— Set problem —
Quote the entries word for word. Omit the pictures.

◇ ◇ ◇

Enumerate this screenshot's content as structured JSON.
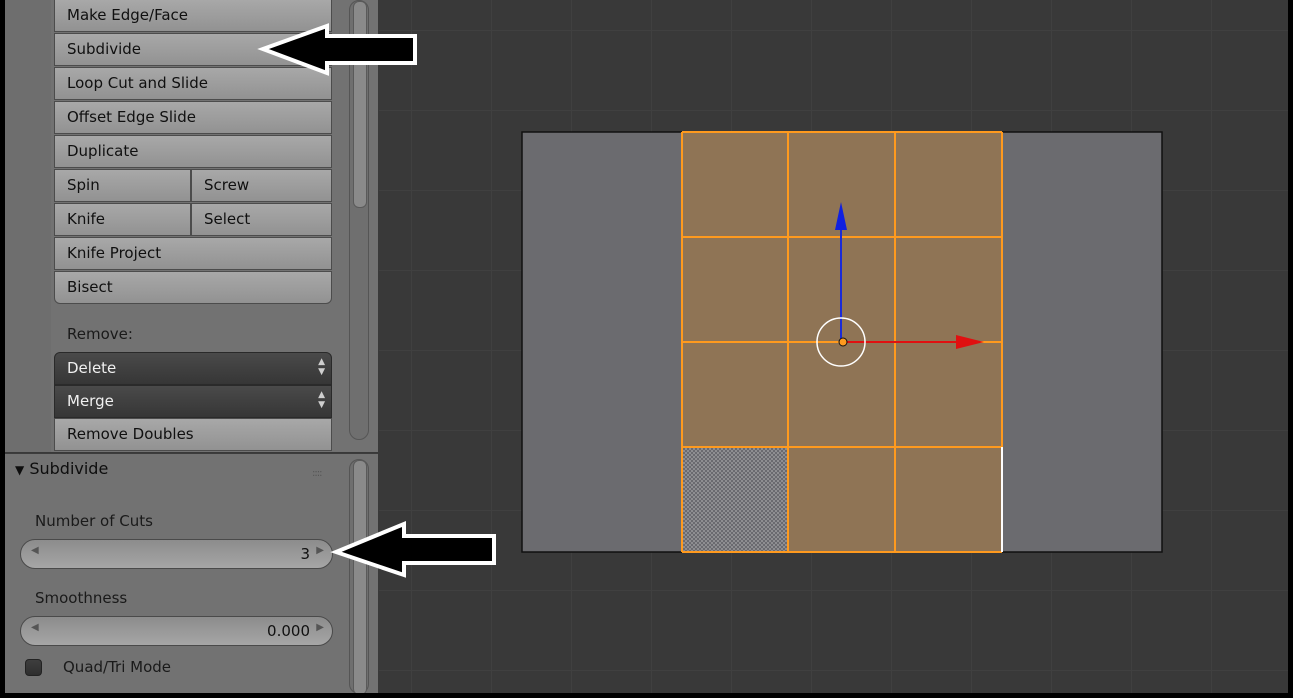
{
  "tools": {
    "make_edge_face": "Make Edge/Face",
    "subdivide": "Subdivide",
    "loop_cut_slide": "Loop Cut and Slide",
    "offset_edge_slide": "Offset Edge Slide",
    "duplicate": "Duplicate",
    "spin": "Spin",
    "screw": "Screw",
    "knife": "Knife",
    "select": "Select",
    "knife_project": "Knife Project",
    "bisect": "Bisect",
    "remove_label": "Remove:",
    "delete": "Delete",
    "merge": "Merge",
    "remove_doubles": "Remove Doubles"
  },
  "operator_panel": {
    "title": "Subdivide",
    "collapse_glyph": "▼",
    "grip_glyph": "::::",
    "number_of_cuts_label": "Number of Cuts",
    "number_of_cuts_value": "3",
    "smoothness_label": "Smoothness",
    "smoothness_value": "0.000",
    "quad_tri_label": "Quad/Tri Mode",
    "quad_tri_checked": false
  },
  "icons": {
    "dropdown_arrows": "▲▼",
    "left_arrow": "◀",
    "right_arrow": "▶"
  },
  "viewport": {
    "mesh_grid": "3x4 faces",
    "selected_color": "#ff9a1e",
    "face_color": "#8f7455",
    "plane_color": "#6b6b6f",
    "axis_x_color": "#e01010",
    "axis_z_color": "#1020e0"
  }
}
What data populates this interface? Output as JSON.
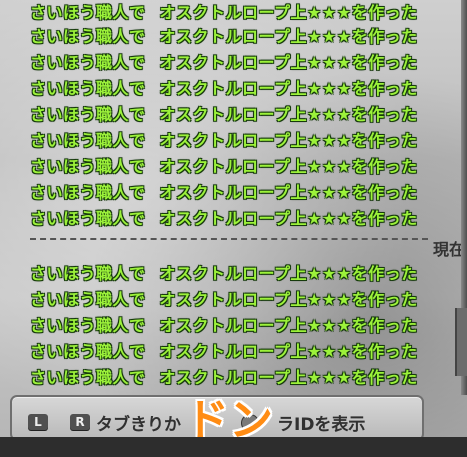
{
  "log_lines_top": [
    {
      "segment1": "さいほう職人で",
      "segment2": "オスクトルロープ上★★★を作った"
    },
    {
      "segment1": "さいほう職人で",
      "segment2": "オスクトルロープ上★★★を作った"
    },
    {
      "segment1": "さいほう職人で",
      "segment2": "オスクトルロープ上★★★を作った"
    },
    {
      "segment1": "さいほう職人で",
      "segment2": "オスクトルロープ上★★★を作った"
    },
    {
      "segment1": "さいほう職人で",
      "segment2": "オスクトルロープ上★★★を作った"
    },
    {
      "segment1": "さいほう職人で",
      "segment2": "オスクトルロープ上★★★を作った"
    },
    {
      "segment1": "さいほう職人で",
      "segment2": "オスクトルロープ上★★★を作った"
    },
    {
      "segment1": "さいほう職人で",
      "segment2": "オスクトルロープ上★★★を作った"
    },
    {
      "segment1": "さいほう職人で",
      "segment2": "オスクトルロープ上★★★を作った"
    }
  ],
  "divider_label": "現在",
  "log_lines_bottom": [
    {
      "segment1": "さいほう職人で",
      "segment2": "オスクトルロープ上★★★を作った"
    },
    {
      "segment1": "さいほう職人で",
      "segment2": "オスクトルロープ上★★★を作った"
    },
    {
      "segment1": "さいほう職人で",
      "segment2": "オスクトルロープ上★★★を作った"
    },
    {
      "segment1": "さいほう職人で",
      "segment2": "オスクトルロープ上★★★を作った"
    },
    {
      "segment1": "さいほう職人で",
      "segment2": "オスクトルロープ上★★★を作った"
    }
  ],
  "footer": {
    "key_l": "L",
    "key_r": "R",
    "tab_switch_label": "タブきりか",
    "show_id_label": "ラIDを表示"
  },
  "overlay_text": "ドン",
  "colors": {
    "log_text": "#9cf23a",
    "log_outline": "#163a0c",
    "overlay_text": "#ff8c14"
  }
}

◇ ◇ ◇

— In response —
Enumerate this screenshot's content as structured JSON.
{
  "tools": {
    "make_edge_face": "Make Edge/Face",
    "subdivide": "Subdivide",
    "loop_cut_slide": "Loop Cut and Slide",
    "offset_edge_slide": "Offset Edge Slide",
    "duplicate": "Duplicate",
    "spin": "Spin",
    "screw": "Screw",
    "knife": "Knife",
    "select": "Select",
    "knife_project": "Knife Project",
    "bisect": "Bisect",
    "remove_label": "Remove:",
    "delete": "Delete",
    "merge": "Merge",
    "remove_doubles": "Remove Doubles"
  },
  "operator_panel": {
    "title": "Subdivide",
    "collapse_glyph": "▼",
    "grip_glyph": "::::",
    "number_of_cuts_label": "Number of Cuts",
    "number_of_cuts_value": "3",
    "smoothness_label": "Smoothness",
    "smoothness_value": "0.000",
    "quad_tri_label": "Quad/Tri Mode",
    "quad_tri_checked": false
  },
  "icons": {
    "dropdown_arrows": "▲▼",
    "left_arrow": "◀",
    "right_arrow": "▶"
  },
  "viewport": {
    "mesh_grid": "3x4 faces",
    "selected_color": "#ff9a1e",
    "face_color": "#8f7455",
    "plane_color": "#6b6b6f",
    "axis_x_color": "#e01010",
    "axis_z_color": "#1020e0"
  }
}
What data populates this interface? Output as JSON.
{
  "log_lines_top": [
    {
      "segment1": "さいほう職人で",
      "segment2": "オスクトルロープ上★★★を作った"
    },
    {
      "segment1": "さいほう職人で",
      "segment2": "オスクトルロープ上★★★を作った"
    },
    {
      "segment1": "さいほう職人で",
      "segment2": "オスクトルロープ上★★★を作った"
    },
    {
      "segment1": "さいほう職人で",
      "segment2": "オスクトルロープ上★★★を作った"
    },
    {
      "segment1": "さいほう職人で",
      "segment2": "オスクトルロープ上★★★を作った"
    },
    {
      "segment1": "さいほう職人で",
      "segment2": "オスクトルロープ上★★★を作った"
    },
    {
      "segment1": "さいほう職人で",
      "segment2": "オスクトルロープ上★★★を作った"
    },
    {
      "segment1": "さいほう職人で",
      "segment2": "オスクトルロープ上★★★を作った"
    },
    {
      "segment1": "さいほう職人で",
      "segment2": "オスクトルロープ上★★★を作った"
    }
  ],
  "divider_label": "現在",
  "log_lines_bottom": [
    {
      "segment1": "さいほう職人で",
      "segment2": "オスクトルロープ上★★★を作った"
    },
    {
      "segment1": "さいほう職人で",
      "segment2": "オスクトルロープ上★★★を作った"
    },
    {
      "segment1": "さいほう職人で",
      "segment2": "オスクトルロープ上★★★を作った"
    },
    {
      "segment1": "さいほう職人で",
      "segment2": "オスクトルロープ上★★★を作った"
    },
    {
      "segment1": "さいほう職人で",
      "segment2": "オスクトルロープ上★★★を作った"
    }
  ],
  "footer": {
    "key_l": "L",
    "key_r": "R",
    "tab_switch_label": "タブきりか",
    "show_id_label": "ラIDを表示"
  },
  "overlay_text": "ドン",
  "colors": {
    "log_text": "#9cf23a",
    "log_outline": "#163a0c",
    "overlay_text": "#ff8c14"
  }
}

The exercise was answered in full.